Scan the lines below for the string "Assiette" and report how many lines contain it, giving only the number.

** Start **

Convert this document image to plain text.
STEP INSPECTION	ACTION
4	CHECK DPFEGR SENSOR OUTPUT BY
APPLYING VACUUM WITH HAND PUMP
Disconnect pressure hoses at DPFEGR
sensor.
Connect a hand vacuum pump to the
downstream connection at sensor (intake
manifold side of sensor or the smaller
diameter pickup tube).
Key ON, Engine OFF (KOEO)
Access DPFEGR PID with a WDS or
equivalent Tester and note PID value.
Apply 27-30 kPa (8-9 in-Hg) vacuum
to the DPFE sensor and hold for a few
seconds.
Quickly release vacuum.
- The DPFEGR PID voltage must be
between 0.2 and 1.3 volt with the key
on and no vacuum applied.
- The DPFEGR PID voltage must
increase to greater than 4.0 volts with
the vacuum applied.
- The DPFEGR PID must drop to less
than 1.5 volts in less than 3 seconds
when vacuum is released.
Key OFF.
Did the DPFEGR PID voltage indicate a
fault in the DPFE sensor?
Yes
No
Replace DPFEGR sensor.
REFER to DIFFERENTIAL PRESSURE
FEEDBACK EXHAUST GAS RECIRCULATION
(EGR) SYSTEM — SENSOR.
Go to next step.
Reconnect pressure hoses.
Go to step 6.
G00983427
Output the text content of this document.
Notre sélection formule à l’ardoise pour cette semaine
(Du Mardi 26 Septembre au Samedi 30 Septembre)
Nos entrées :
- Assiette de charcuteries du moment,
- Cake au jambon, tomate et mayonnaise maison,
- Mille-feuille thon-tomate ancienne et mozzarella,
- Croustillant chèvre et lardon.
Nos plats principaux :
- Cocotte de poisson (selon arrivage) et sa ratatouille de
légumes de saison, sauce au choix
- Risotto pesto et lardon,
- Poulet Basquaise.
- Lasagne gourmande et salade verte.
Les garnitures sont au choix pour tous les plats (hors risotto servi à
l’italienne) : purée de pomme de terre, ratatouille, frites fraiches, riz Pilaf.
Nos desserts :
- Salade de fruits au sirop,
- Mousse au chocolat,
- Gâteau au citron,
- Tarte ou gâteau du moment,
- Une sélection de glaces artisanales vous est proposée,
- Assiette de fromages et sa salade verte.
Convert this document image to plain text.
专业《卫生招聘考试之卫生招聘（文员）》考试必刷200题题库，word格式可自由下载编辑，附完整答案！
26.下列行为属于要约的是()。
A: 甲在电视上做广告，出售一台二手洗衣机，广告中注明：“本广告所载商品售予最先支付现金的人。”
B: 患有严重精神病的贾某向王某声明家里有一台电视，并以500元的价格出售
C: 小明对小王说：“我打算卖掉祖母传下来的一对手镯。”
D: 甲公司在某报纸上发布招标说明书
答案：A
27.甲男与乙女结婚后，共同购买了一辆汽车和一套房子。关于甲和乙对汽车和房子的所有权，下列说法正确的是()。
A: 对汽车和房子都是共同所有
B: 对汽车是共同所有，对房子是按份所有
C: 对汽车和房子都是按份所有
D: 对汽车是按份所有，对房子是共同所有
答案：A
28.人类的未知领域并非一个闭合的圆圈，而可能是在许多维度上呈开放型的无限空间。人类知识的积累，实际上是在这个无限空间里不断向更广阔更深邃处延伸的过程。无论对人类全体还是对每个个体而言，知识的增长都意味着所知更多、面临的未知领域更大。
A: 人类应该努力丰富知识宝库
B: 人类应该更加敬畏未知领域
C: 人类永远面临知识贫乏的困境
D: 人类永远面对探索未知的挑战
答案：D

** End **

Reply ->
2